Extract, from the records beneath this instruction, each line that contains the word "JSON".
━━ Source data
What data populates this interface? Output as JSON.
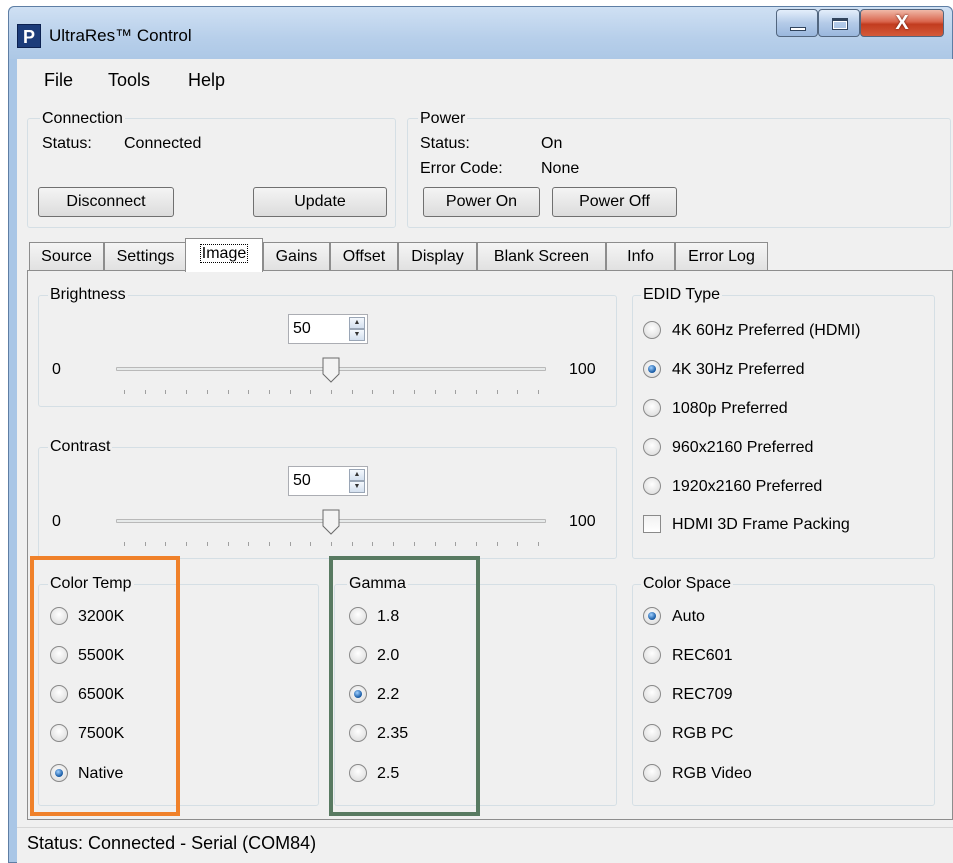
{
  "window": {
    "title": "UltraRes™ Control",
    "app_icon_letter": "P",
    "close_glyph": "X"
  },
  "menu": [
    "File",
    "Tools",
    "Help"
  ],
  "connection": {
    "group_label": "Connection",
    "status_label": "Status:",
    "status_value": "Connected",
    "disconnect_label": "Disconnect",
    "update_label": "Update"
  },
  "power": {
    "group_label": "Power",
    "status_label": "Status:",
    "status_value": "On",
    "error_label": "Error Code:",
    "error_value": "None",
    "power_on_label": "Power On",
    "power_off_label": "Power Off"
  },
  "tabs": [
    {
      "label": "Source",
      "active": false
    },
    {
      "label": "Settings",
      "active": false
    },
    {
      "label": "Image",
      "active": true
    },
    {
      "label": "Gains",
      "active": false
    },
    {
      "label": "Offset",
      "active": false
    },
    {
      "label": "Display",
      "active": false
    },
    {
      "label": "Blank Screen",
      "active": false
    },
    {
      "label": "Info",
      "active": false
    },
    {
      "label": "Error Log",
      "active": false
    }
  ],
  "brightness": {
    "label": "Brightness",
    "value": "50",
    "min": "0",
    "max": "100",
    "fraction": 0.5
  },
  "contrast": {
    "label": "Contrast",
    "value": "50",
    "min": "0",
    "max": "100",
    "fraction": 0.5
  },
  "edid": {
    "label": "EDID Type",
    "options": [
      {
        "label": "4K 60Hz Preferred (HDMI)",
        "selected": false
      },
      {
        "label": "4K 30Hz Preferred",
        "selected": true
      },
      {
        "label": "1080p Preferred",
        "selected": false
      },
      {
        "label": "960x2160 Preferred",
        "selected": false
      },
      {
        "label": "1920x2160 Preferred",
        "selected": false
      }
    ],
    "checkbox_label": "HDMI 3D Frame Packing",
    "checkbox_checked": false
  },
  "color_temp": {
    "label": "Color Temp",
    "options": [
      {
        "label": "3200K",
        "selected": false
      },
      {
        "label": "5500K",
        "selected": false
      },
      {
        "label": "6500K",
        "selected": false
      },
      {
        "label": "7500K",
        "selected": false
      },
      {
        "label": "Native",
        "selected": true
      }
    ]
  },
  "gamma": {
    "label": "Gamma",
    "options": [
      {
        "label": "1.8",
        "selected": false
      },
      {
        "label": "2.0",
        "selected": false
      },
      {
        "label": "2.2",
        "selected": true
      },
      {
        "label": "2.35",
        "selected": false
      },
      {
        "label": "2.5",
        "selected": false
      }
    ]
  },
  "color_space": {
    "label": "Color Space",
    "options": [
      {
        "label": "Auto",
        "selected": true
      },
      {
        "label": "REC601",
        "selected": false
      },
      {
        "label": "REC709",
        "selected": false
      },
      {
        "label": "RGB PC",
        "selected": false
      },
      {
        "label": "RGB Video",
        "selected": false
      }
    ]
  },
  "highlight_colors": {
    "color_temp": "#f0812a",
    "gamma": "#587a61"
  },
  "statusbar": {
    "text": "Status:  Connected - Serial (COM84)"
  }
}
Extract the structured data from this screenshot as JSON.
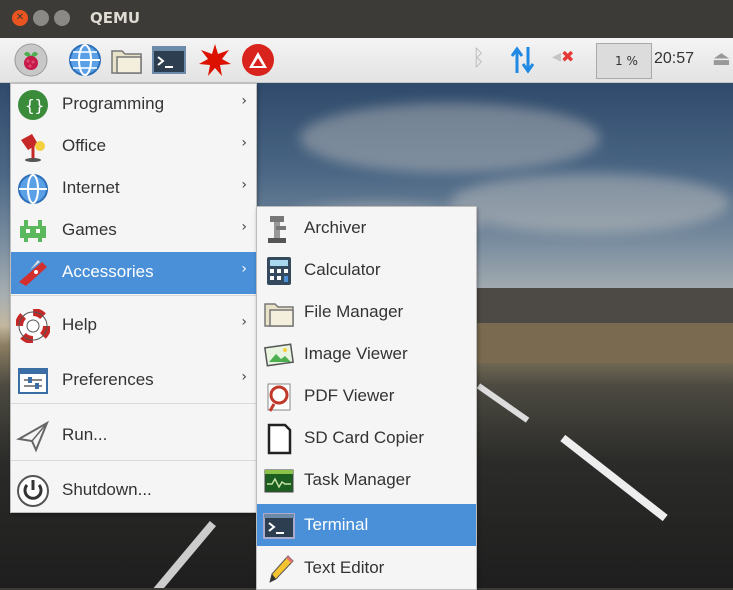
{
  "window": {
    "title": "QEMU"
  },
  "taskbar": {
    "launchers": [
      {
        "name": "raspberry-menu",
        "icon": "raspberry-icon"
      },
      {
        "name": "web-browser",
        "icon": "globe-icon"
      },
      {
        "name": "file-manager",
        "icon": "folder-icon"
      },
      {
        "name": "terminal",
        "icon": "terminal-icon"
      },
      {
        "name": "wolfram",
        "icon": "wolfram-icon"
      },
      {
        "name": "mathematica",
        "icon": "mathematica-icon"
      }
    ],
    "tray": {
      "bluetooth_icon": "bluetooth-icon",
      "network_icon": "network-arrows-icon",
      "volume_icon": "volume-muted-icon",
      "cpu_usage": "1 %",
      "clock": "20:57",
      "eject_icon": "eject-icon"
    }
  },
  "menu": {
    "items": [
      {
        "label": "Programming",
        "icon": "programming-icon",
        "submenu": true
      },
      {
        "label": "Office",
        "icon": "office-icon",
        "submenu": true
      },
      {
        "label": "Internet",
        "icon": "globe-icon",
        "submenu": true
      },
      {
        "label": "Games",
        "icon": "games-icon",
        "submenu": true
      },
      {
        "label": "Accessories",
        "icon": "accessories-icon",
        "submenu": true,
        "active": true
      },
      {
        "label": "Help",
        "icon": "help-lifebuoy-icon",
        "submenu": true
      },
      {
        "label": "Preferences",
        "icon": "preferences-icon",
        "submenu": true
      },
      {
        "label": "Run...",
        "icon": "run-paperplane-icon",
        "submenu": false
      },
      {
        "label": "Shutdown...",
        "icon": "power-icon",
        "submenu": false
      }
    ]
  },
  "submenu": {
    "items": [
      {
        "label": "Archiver",
        "icon": "archiver-icon"
      },
      {
        "label": "Calculator",
        "icon": "calculator-icon"
      },
      {
        "label": "File Manager",
        "icon": "folder-icon"
      },
      {
        "label": "Image Viewer",
        "icon": "image-viewer-icon"
      },
      {
        "label": "PDF Viewer",
        "icon": "pdf-viewer-icon"
      },
      {
        "label": "SD Card Copier",
        "icon": "sd-card-icon"
      },
      {
        "label": "Task Manager",
        "icon": "task-manager-icon"
      },
      {
        "label": "Terminal",
        "icon": "terminal-icon",
        "active": true
      },
      {
        "label": "Text Editor",
        "icon": "text-editor-icon"
      }
    ]
  },
  "colors": {
    "highlight": "#4a90d9",
    "menu_bg": "#f5f5f5",
    "titlebar": "#3c3b37",
    "close": "#e95420"
  }
}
━━━━
Exercise output -
What data populates this interface? Output as JSON.
Extract the structured data from this screenshot as JSON.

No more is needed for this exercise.